-- start --

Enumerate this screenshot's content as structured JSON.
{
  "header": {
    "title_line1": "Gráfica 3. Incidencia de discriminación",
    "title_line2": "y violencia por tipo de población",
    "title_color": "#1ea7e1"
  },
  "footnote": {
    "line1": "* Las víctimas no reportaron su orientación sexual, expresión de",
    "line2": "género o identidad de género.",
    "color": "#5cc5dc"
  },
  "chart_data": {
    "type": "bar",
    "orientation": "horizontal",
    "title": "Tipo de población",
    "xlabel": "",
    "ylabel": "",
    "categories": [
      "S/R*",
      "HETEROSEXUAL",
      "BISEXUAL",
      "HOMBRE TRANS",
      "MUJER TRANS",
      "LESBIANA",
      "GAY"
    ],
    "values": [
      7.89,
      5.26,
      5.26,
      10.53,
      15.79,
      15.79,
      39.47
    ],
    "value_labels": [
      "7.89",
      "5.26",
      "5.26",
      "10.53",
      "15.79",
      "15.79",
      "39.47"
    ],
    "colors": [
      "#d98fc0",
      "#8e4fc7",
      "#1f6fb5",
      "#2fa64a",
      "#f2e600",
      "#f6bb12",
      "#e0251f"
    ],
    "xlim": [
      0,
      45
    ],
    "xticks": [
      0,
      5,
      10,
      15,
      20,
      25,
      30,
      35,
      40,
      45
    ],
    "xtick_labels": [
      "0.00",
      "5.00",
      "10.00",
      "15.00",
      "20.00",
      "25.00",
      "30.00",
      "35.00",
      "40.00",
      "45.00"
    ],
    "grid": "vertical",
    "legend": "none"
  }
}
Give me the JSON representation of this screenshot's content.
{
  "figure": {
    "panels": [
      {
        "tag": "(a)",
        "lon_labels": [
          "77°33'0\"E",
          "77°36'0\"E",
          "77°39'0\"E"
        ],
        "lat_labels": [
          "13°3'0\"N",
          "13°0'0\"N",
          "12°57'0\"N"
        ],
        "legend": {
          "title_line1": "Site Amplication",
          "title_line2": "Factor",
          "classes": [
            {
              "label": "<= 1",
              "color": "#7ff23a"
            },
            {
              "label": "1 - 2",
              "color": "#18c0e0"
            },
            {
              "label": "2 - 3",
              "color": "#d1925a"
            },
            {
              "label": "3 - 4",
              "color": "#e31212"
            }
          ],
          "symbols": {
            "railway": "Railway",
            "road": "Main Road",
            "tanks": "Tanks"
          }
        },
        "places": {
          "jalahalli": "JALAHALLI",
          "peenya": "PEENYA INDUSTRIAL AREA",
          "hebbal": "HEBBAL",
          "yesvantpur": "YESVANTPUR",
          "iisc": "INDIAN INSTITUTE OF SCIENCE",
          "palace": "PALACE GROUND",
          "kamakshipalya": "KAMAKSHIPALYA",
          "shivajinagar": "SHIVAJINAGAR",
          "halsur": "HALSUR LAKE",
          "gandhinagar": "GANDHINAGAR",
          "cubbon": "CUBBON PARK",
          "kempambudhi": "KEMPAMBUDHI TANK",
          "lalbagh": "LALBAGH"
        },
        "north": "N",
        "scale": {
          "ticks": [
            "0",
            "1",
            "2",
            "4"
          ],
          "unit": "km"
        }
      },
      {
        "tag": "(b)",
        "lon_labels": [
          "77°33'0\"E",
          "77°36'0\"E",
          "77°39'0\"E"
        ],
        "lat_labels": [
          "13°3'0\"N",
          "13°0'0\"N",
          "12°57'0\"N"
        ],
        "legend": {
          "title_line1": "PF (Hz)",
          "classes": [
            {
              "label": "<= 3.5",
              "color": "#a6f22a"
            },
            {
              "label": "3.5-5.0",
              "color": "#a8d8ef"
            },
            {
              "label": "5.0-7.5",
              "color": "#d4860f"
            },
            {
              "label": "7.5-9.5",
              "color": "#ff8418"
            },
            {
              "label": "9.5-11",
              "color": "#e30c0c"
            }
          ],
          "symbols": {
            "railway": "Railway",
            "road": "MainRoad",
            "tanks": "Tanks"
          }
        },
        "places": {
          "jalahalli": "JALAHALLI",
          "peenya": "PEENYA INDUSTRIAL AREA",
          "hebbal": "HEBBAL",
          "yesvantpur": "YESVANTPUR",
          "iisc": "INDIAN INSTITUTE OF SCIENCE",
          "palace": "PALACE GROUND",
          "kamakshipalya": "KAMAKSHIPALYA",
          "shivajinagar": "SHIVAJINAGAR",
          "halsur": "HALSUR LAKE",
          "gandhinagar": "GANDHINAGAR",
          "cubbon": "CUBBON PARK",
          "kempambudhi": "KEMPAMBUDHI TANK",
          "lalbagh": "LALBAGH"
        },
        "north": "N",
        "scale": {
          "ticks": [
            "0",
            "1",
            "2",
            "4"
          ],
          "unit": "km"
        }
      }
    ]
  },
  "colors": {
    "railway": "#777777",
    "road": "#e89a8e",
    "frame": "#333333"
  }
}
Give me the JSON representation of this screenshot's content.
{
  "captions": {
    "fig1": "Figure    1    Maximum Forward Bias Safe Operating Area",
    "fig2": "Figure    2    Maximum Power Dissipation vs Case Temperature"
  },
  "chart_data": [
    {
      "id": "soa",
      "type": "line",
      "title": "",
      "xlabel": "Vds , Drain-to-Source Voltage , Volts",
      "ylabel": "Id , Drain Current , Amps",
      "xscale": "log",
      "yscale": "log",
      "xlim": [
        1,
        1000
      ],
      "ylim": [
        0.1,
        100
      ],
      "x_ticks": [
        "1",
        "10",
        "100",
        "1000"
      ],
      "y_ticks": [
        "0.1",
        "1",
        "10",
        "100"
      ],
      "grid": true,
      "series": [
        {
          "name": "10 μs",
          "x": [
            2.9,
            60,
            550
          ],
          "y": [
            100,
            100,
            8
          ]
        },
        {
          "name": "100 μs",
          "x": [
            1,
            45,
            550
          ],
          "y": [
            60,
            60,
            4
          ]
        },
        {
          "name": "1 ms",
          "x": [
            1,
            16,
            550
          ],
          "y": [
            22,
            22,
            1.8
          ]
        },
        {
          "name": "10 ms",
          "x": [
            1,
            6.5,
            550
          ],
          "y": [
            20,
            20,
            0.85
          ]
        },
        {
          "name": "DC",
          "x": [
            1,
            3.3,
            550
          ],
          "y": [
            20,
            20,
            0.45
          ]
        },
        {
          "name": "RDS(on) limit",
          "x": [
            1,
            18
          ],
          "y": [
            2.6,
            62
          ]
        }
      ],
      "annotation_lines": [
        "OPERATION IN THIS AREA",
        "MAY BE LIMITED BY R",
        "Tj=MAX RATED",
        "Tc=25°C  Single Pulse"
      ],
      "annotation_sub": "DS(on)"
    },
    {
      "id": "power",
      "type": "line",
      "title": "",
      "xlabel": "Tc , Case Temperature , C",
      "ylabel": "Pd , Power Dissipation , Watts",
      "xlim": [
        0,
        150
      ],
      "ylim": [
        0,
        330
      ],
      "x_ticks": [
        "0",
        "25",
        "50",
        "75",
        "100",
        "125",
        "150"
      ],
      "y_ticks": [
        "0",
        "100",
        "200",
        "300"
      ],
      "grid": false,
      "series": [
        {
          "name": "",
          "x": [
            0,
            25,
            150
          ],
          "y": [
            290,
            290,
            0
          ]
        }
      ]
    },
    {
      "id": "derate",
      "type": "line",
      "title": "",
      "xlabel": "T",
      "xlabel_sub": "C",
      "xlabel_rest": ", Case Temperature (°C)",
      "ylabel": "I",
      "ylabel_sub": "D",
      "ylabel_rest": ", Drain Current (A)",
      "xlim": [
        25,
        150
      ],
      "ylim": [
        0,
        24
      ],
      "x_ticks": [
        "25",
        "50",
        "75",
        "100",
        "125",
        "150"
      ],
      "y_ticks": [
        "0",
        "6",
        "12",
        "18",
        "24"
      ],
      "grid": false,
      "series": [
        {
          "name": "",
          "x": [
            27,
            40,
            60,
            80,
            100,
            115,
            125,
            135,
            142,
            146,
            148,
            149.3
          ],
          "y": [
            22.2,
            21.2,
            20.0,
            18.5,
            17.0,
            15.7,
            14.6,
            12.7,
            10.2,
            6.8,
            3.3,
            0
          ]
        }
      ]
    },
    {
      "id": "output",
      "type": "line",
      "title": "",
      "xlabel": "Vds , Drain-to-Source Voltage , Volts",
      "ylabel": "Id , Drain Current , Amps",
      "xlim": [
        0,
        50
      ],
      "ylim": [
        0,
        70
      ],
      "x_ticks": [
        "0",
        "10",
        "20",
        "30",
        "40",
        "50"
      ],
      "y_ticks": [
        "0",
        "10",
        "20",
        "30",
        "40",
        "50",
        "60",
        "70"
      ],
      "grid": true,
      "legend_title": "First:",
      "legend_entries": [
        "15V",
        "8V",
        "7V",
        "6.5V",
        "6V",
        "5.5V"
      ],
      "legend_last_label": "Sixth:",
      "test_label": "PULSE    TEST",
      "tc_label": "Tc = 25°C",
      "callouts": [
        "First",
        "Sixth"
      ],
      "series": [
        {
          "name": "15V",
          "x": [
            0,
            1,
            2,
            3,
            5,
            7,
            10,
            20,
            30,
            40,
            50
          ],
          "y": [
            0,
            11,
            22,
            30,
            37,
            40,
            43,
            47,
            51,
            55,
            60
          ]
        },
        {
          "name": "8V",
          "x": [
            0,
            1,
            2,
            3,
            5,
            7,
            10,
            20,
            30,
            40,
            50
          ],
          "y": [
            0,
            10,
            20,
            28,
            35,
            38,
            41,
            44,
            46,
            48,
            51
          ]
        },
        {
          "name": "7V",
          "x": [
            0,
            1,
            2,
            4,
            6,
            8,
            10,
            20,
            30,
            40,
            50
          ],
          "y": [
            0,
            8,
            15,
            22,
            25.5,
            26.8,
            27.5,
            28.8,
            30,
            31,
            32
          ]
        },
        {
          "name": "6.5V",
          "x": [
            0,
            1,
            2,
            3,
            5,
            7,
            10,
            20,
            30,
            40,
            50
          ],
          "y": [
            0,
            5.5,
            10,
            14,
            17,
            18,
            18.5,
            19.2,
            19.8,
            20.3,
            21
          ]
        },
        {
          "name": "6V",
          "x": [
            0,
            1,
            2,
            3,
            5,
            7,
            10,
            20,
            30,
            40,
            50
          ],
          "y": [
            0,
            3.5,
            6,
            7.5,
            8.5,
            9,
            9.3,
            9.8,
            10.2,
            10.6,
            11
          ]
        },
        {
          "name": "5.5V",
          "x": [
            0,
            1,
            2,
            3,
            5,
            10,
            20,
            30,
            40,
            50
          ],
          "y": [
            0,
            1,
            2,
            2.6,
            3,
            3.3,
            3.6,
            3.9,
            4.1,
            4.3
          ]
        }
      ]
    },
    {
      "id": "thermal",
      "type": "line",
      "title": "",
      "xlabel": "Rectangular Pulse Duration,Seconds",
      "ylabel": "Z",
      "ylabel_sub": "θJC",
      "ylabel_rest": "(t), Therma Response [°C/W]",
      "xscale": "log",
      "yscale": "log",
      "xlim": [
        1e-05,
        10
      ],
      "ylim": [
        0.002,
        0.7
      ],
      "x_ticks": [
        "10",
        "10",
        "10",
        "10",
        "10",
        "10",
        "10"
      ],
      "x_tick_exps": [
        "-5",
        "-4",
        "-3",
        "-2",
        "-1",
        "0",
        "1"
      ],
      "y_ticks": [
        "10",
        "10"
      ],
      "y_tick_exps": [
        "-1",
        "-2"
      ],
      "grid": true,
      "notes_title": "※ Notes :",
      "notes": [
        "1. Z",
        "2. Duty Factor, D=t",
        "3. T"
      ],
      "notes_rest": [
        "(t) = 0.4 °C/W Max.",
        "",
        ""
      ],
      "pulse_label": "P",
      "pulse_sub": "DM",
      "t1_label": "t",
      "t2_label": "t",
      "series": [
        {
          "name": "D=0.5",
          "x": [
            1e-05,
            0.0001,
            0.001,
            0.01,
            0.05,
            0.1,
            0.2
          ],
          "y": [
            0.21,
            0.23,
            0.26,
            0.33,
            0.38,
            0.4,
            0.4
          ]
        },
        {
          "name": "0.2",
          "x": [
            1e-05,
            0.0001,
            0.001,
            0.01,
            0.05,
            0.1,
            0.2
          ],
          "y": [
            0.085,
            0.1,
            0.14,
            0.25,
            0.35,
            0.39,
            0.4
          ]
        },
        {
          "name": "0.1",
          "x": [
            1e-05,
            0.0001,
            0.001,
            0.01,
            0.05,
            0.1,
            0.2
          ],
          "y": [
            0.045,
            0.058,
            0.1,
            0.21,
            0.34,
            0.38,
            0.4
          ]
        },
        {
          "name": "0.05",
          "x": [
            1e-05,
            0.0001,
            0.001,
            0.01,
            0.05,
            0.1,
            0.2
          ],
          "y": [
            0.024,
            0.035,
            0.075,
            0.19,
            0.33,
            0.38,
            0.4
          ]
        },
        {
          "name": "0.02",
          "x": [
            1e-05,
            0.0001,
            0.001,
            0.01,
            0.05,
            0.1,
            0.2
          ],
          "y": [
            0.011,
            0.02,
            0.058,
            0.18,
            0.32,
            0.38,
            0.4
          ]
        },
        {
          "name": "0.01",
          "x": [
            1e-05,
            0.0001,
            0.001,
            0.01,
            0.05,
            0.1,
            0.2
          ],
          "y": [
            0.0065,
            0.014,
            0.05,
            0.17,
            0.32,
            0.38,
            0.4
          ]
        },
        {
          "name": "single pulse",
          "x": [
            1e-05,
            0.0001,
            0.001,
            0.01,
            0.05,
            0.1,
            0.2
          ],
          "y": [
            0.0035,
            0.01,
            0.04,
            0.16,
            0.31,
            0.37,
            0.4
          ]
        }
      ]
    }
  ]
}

-- end --

> [Direction]: Lines that hold the word "Case" are the ones to return, every one of them.

> [Full response]:
    "fig2": "Figure    2    Maximum Power Dissipation vs Case Temperature"
      "xlabel": "Tc , Case Temperature , C",
      "xlabel_rest": ", Case Temperature (°C)",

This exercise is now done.